## Dataset records on visual material

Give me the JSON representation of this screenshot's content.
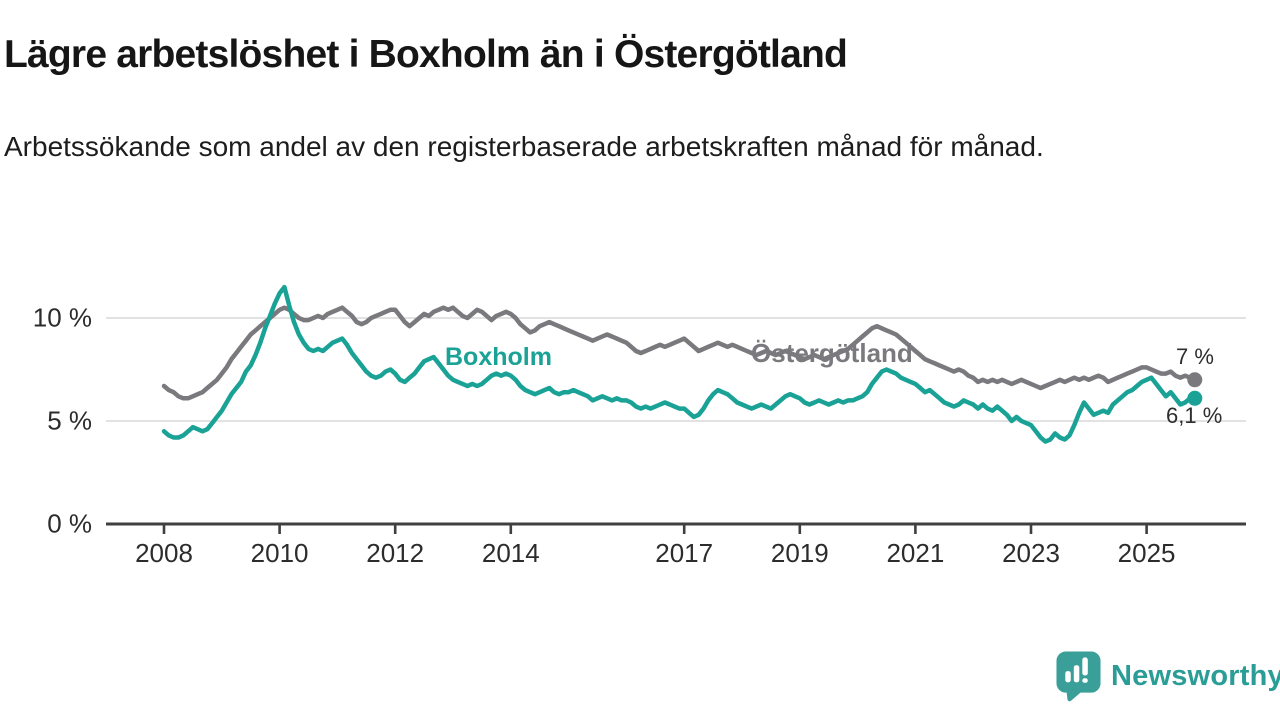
{
  "title": "Lägre arbetslöshet i Boxholm än i Östergötland",
  "subtitle": "Arbetssökande som andel av den registerbaserade arbetskraften månad för månad.",
  "branding": {
    "logo_text": "Newsworthy",
    "logo_bubble_color": "#3a9f99",
    "logo_text_color": "#2a9d96"
  },
  "chart_data": {
    "type": "line",
    "title": "Lägre arbetslöshet i Boxholm än i Östergötland",
    "subtitle": "Arbetssökande som andel av den registerbaserade arbetskraften månad för månad.",
    "x_unit": "month",
    "x_start": "2008-01",
    "x_end": "2025-11",
    "ylabel": "",
    "xlabel": "",
    "ylim": [
      0,
      12
    ],
    "grid": true,
    "legend_position": "inline-labels",
    "x_ticks": [
      {
        "year": 2008,
        "label": "2008"
      },
      {
        "year": 2010,
        "label": "2010"
      },
      {
        "year": 2012,
        "label": "2012"
      },
      {
        "year": 2014,
        "label": "2014"
      },
      {
        "year": 2017,
        "label": "2017"
      },
      {
        "year": 2019,
        "label": "2019"
      },
      {
        "year": 2021,
        "label": "2021"
      },
      {
        "year": 2023,
        "label": "2023"
      },
      {
        "year": 2025,
        "label": "2025"
      }
    ],
    "y_ticks": [
      {
        "value": 10,
        "label": "10 %"
      },
      {
        "value": 5,
        "label": "5 %"
      },
      {
        "value": 0,
        "label": "0 %"
      }
    ],
    "colors": {
      "grid": "#d8d8d8",
      "axis": "#3f3f3f",
      "tick_text": "#2c2c2c"
    },
    "series": [
      {
        "name": "Östergötland",
        "color": "#7a797d",
        "end_label": "7 %",
        "end_value": 7.0,
        "values": [
          6.7,
          6.5,
          6.4,
          6.2,
          6.1,
          6.1,
          6.2,
          6.3,
          6.4,
          6.6,
          6.8,
          7.0,
          7.3,
          7.6,
          8.0,
          8.3,
          8.6,
          8.9,
          9.2,
          9.4,
          9.6,
          9.8,
          10.0,
          10.2,
          10.4,
          10.5,
          10.4,
          10.2,
          10.0,
          9.9,
          9.9,
          10.0,
          10.1,
          10.0,
          10.2,
          10.3,
          10.4,
          10.5,
          10.3,
          10.1,
          9.8,
          9.7,
          9.8,
          10.0,
          10.1,
          10.2,
          10.3,
          10.4,
          10.4,
          10.1,
          9.8,
          9.6,
          9.8,
          10.0,
          10.2,
          10.1,
          10.3,
          10.4,
          10.5,
          10.4,
          10.5,
          10.3,
          10.1,
          10.0,
          10.2,
          10.4,
          10.3,
          10.1,
          9.9,
          10.1,
          10.2,
          10.3,
          10.2,
          10.0,
          9.7,
          9.5,
          9.3,
          9.4,
          9.6,
          9.7,
          9.8,
          9.7,
          9.6,
          9.5,
          9.4,
          9.3,
          9.2,
          9.1,
          9.0,
          8.9,
          9.0,
          9.1,
          9.2,
          9.1,
          9.0,
          8.9,
          8.8,
          8.6,
          8.4,
          8.3,
          8.4,
          8.5,
          8.6,
          8.7,
          8.6,
          8.7,
          8.8,
          8.9,
          9.0,
          8.8,
          8.6,
          8.4,
          8.5,
          8.6,
          8.7,
          8.8,
          8.7,
          8.6,
          8.7,
          8.6,
          8.5,
          8.4,
          8.3,
          8.2,
          8.3,
          8.4,
          8.3,
          8.2,
          8.3,
          8.4,
          8.3,
          8.2,
          8.1,
          8.0,
          8.1,
          8.2,
          8.1,
          8.0,
          8.1,
          8.2,
          8.3,
          8.4,
          8.5,
          8.7,
          8.9,
          9.1,
          9.3,
          9.5,
          9.6,
          9.5,
          9.4,
          9.3,
          9.2,
          9.0,
          8.8,
          8.6,
          8.4,
          8.2,
          8.0,
          7.9,
          7.8,
          7.7,
          7.6,
          7.5,
          7.4,
          7.5,
          7.4,
          7.2,
          7.1,
          6.9,
          7.0,
          6.9,
          7.0,
          6.9,
          7.0,
          6.9,
          6.8,
          6.9,
          7.0,
          6.9,
          6.8,
          6.7,
          6.6,
          6.7,
          6.8,
          6.9,
          7.0,
          6.9,
          7.0,
          7.1,
          7.0,
          7.1,
          7.0,
          7.1,
          7.2,
          7.1,
          6.9,
          7.0,
          7.1,
          7.2,
          7.3,
          7.4,
          7.5,
          7.6,
          7.6,
          7.5,
          7.4,
          7.3,
          7.3,
          7.4,
          7.2,
          7.1,
          7.2,
          7.1,
          7.0
        ]
      },
      {
        "name": "Boxholm",
        "color": "#1aa296",
        "end_label": "6,1 %",
        "end_value": 6.1,
        "values": [
          4.5,
          4.3,
          4.2,
          4.2,
          4.3,
          4.5,
          4.7,
          4.6,
          4.5,
          4.6,
          4.9,
          5.2,
          5.5,
          5.9,
          6.3,
          6.6,
          6.9,
          7.4,
          7.7,
          8.2,
          8.8,
          9.5,
          10.1,
          10.7,
          11.2,
          11.5,
          10.6,
          9.8,
          9.2,
          8.8,
          8.5,
          8.4,
          8.5,
          8.4,
          8.6,
          8.8,
          8.9,
          9.0,
          8.7,
          8.3,
          8.0,
          7.7,
          7.4,
          7.2,
          7.1,
          7.2,
          7.4,
          7.5,
          7.3,
          7.0,
          6.9,
          7.1,
          7.3,
          7.6,
          7.9,
          8.0,
          8.1,
          7.8,
          7.5,
          7.2,
          7.0,
          6.9,
          6.8,
          6.7,
          6.8,
          6.7,
          6.8,
          7.0,
          7.2,
          7.3,
          7.2,
          7.3,
          7.2,
          7.0,
          6.7,
          6.5,
          6.4,
          6.3,
          6.4,
          6.5,
          6.6,
          6.4,
          6.3,
          6.4,
          6.4,
          6.5,
          6.4,
          6.3,
          6.2,
          6.0,
          6.1,
          6.2,
          6.1,
          6.0,
          6.1,
          6.0,
          6.0,
          5.9,
          5.7,
          5.6,
          5.7,
          5.6,
          5.7,
          5.8,
          5.9,
          5.8,
          5.7,
          5.6,
          5.6,
          5.4,
          5.2,
          5.3,
          5.6,
          6.0,
          6.3,
          6.5,
          6.4,
          6.3,
          6.1,
          5.9,
          5.8,
          5.7,
          5.6,
          5.7,
          5.8,
          5.7,
          5.6,
          5.8,
          6.0,
          6.2,
          6.3,
          6.2,
          6.1,
          5.9,
          5.8,
          5.9,
          6.0,
          5.9,
          5.8,
          5.9,
          6.0,
          5.9,
          6.0,
          6.0,
          6.1,
          6.2,
          6.4,
          6.8,
          7.1,
          7.4,
          7.5,
          7.4,
          7.3,
          7.1,
          7.0,
          6.9,
          6.8,
          6.6,
          6.4,
          6.5,
          6.3,
          6.1,
          5.9,
          5.8,
          5.7,
          5.8,
          6.0,
          5.9,
          5.8,
          5.6,
          5.8,
          5.6,
          5.5,
          5.7,
          5.5,
          5.3,
          5.0,
          5.2,
          5.0,
          4.9,
          4.8,
          4.5,
          4.2,
          4.0,
          4.1,
          4.4,
          4.2,
          4.1,
          4.3,
          4.8,
          5.4,
          5.9,
          5.6,
          5.3,
          5.4,
          5.5,
          5.4,
          5.8,
          6.0,
          6.2,
          6.4,
          6.5,
          6.7,
          6.9,
          7.0,
          7.1,
          6.8,
          6.5,
          6.2,
          6.4,
          6.1,
          5.8,
          5.9,
          6.1,
          6.1
        ]
      }
    ]
  }
}
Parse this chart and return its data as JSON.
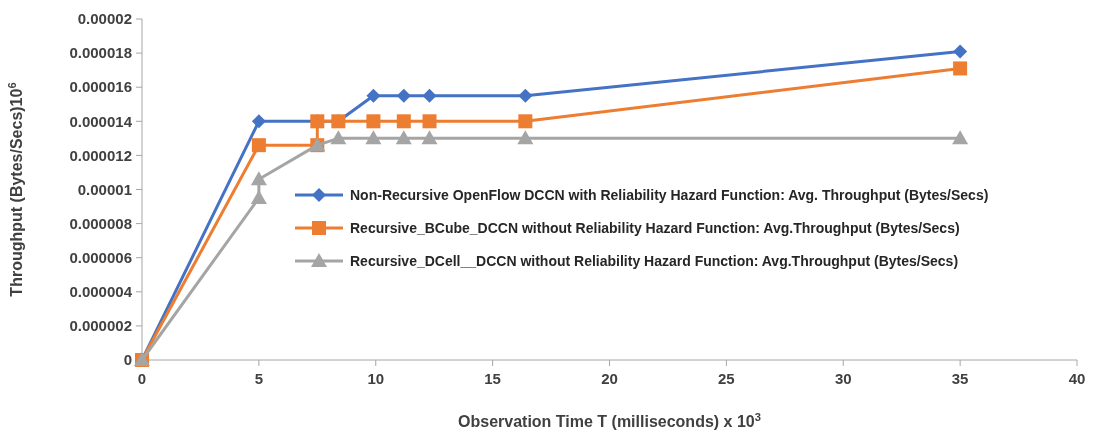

## PROBLEM TO SOLVE
Output the data exactly. Pictures don't belong in the result.

## FULL ANSWER
Give me the JSON representation of this screenshot's content.
{
  "title": "Lägre arbetslöshet i Boxholm än i Östergötland",
  "subtitle": "Arbetssökande som andel av den registerbaserade arbetskraften månad för månad.",
  "branding": {
    "logo_text": "Newsworthy",
    "logo_bubble_color": "#3a9f99",
    "logo_text_color": "#2a9d96"
  },
  "chart_data": {
    "type": "line",
    "title": "Lägre arbetslöshet i Boxholm än i Östergötland",
    "subtitle": "Arbetssökande som andel av den registerbaserade arbetskraften månad för månad.",
    "x_unit": "month",
    "x_start": "2008-01",
    "x_end": "2025-11",
    "ylabel": "",
    "xlabel": "",
    "ylim": [
      0,
      12
    ],
    "grid": true,
    "legend_position": "inline-labels",
    "x_ticks": [
      {
        "year": 2008,
        "label": "2008"
      },
      {
        "year": 2010,
        "label": "2010"
      },
      {
        "year": 2012,
        "label": "2012"
      },
      {
        "year": 2014,
        "label": "2014"
      },
      {
        "year": 2017,
        "label": "2017"
      },
      {
        "year": 2019,
        "label": "2019"
      },
      {
        "year": 2021,
        "label": "2021"
      },
      {
        "year": 2023,
        "label": "2023"
      },
      {
        "year": 2025,
        "label": "2025"
      }
    ],
    "y_ticks": [
      {
        "value": 10,
        "label": "10 %"
      },
      {
        "value": 5,
        "label": "5 %"
      },
      {
        "value": 0,
        "label": "0 %"
      }
    ],
    "colors": {
      "grid": "#d8d8d8",
      "axis": "#3f3f3f",
      "tick_text": "#2c2c2c"
    },
    "series": [
      {
        "name": "Östergötland",
        "color": "#7a797d",
        "end_label": "7 %",
        "end_value": 7.0,
        "values": [
          6.7,
          6.5,
          6.4,
          6.2,
          6.1,
          6.1,
          6.2,
          6.3,
          6.4,
          6.6,
          6.8,
          7.0,
          7.3,
          7.6,
          8.0,
          8.3,
          8.6,
          8.9,
          9.2,
          9.4,
          9.6,
          9.8,
          10.0,
          10.2,
          10.4,
          10.5,
          10.4,
          10.2,
          10.0,
          9.9,
          9.9,
          10.0,
          10.1,
          10.0,
          10.2,
          10.3,
          10.4,
          10.5,
          10.3,
          10.1,
          9.8,
          9.7,
          9.8,
          10.0,
          10.1,
          10.2,
          10.3,
          10.4,
          10.4,
          10.1,
          9.8,
          9.6,
          9.8,
          10.0,
          10.2,
          10.1,
          10.3,
          10.4,
          10.5,
          10.4,
          10.5,
          10.3,
          10.1,
          10.0,
          10.2,
          10.4,
          10.3,
          10.1,
          9.9,
          10.1,
          10.2,
          10.3,
          10.2,
          10.0,
          9.7,
          9.5,
          9.3,
          9.4,
          9.6,
          9.7,
          9.8,
          9.7,
          9.6,
          9.5,
          9.4,
          9.3,
          9.2,
          9.1,
          9.0,
          8.9,
          9.0,
          9.1,
          9.2,
          9.1,
          9.0,
          8.9,
          8.8,
          8.6,
          8.4,
          8.3,
          8.4,
          8.5,
          8.6,
          8.7,
          8.6,
          8.7,
          8.8,
          8.9,
          9.0,
          8.8,
          8.6,
          8.4,
          8.5,
          8.6,
          8.7,
          8.8,
          8.7,
          8.6,
          8.7,
          8.6,
          8.5,
          8.4,
          8.3,
          8.2,
          8.3,
          8.4,
          8.3,
          8.2,
          8.3,
          8.4,
          8.3,
          8.2,
          8.1,
          8.0,
          8.1,
          8.2,
          8.1,
          8.0,
          8.1,
          8.2,
          8.3,
          8.4,
          8.5,
          8.7,
          8.9,
          9.1,
          9.3,
          9.5,
          9.6,
          9.5,
          9.4,
          9.3,
          9.2,
          9.0,
          8.8,
          8.6,
          8.4,
          8.2,
          8.0,
          7.9,
          7.8,
          7.7,
          7.6,
          7.5,
          7.4,
          7.5,
          7.4,
          7.2,
          7.1,
          6.9,
          7.0,
          6.9,
          7.0,
          6.9,
          7.0,
          6.9,
          6.8,
          6.9,
          7.0,
          6.9,
          6.8,
          6.7,
          6.6,
          6.7,
          6.8,
          6.9,
          7.0,
          6.9,
          7.0,
          7.1,
          7.0,
          7.1,
          7.0,
          7.1,
          7.2,
          7.1,
          6.9,
          7.0,
          7.1,
          7.2,
          7.3,
          7.4,
          7.5,
          7.6,
          7.6,
          7.5,
          7.4,
          7.3,
          7.3,
          7.4,
          7.2,
          7.1,
          7.2,
          7.1,
          7.0
        ]
      },
      {
        "name": "Boxholm",
        "color": "#1aa296",
        "end_label": "6,1 %",
        "end_value": 6.1,
        "values": [
          4.5,
          4.3,
          4.2,
          4.2,
          4.3,
          4.5,
          4.7,
          4.6,
          4.5,
          4.6,
          4.9,
          5.2,
          5.5,
          5.9,
          6.3,
          6.6,
          6.9,
          7.4,
          7.7,
          8.2,
          8.8,
          9.5,
          10.1,
          10.7,
          11.2,
          11.5,
          10.6,
          9.8,
          9.2,
          8.8,
          8.5,
          8.4,
          8.5,
          8.4,
          8.6,
          8.8,
          8.9,
          9.0,
          8.7,
          8.3,
          8.0,
          7.7,
          7.4,
          7.2,
          7.1,
          7.2,
          7.4,
          7.5,
          7.3,
          7.0,
          6.9,
          7.1,
          7.3,
          7.6,
          7.9,
          8.0,
          8.1,
          7.8,
          7.5,
          7.2,
          7.0,
          6.9,
          6.8,
          6.7,
          6.8,
          6.7,
          6.8,
          7.0,
          7.2,
          7.3,
          7.2,
          7.3,
          7.2,
          7.0,
          6.7,
          6.5,
          6.4,
          6.3,
          6.4,
          6.5,
          6.6,
          6.4,
          6.3,
          6.4,
          6.4,
          6.5,
          6.4,
          6.3,
          6.2,
          6.0,
          6.1,
          6.2,
          6.1,
          6.0,
          6.1,
          6.0,
          6.0,
          5.9,
          5.7,
          5.6,
          5.7,
          5.6,
          5.7,
          5.8,
          5.9,
          5.8,
          5.7,
          5.6,
          5.6,
          5.4,
          5.2,
          5.3,
          5.6,
          6.0,
          6.3,
          6.5,
          6.4,
          6.3,
          6.1,
          5.9,
          5.8,
          5.7,
          5.6,
          5.7,
          5.8,
          5.7,
          5.6,
          5.8,
          6.0,
          6.2,
          6.3,
          6.2,
          6.1,
          5.9,
          5.8,
          5.9,
          6.0,
          5.9,
          5.8,
          5.9,
          6.0,
          5.9,
          6.0,
          6.0,
          6.1,
          6.2,
          6.4,
          6.8,
          7.1,
          7.4,
          7.5,
          7.4,
          7.3,
          7.1,
          7.0,
          6.9,
          6.8,
          6.6,
          6.4,
          6.5,
          6.3,
          6.1,
          5.9,
          5.8,
          5.7,
          5.8,
          6.0,
          5.9,
          5.8,
          5.6,
          5.8,
          5.6,
          5.5,
          5.7,
          5.5,
          5.3,
          5.0,
          5.2,
          5.0,
          4.9,
          4.8,
          4.5,
          4.2,
          4.0,
          4.1,
          4.4,
          4.2,
          4.1,
          4.3,
          4.8,
          5.4,
          5.9,
          5.6,
          5.3,
          5.4,
          5.5,
          5.4,
          5.8,
          6.0,
          6.2,
          6.4,
          6.5,
          6.7,
          6.9,
          7.0,
          7.1,
          6.8,
          6.5,
          6.2,
          6.4,
          6.1,
          5.8,
          5.9,
          6.1,
          6.1
        ]
      }
    ]
  }
}
Parse this chart and return its data as JSON.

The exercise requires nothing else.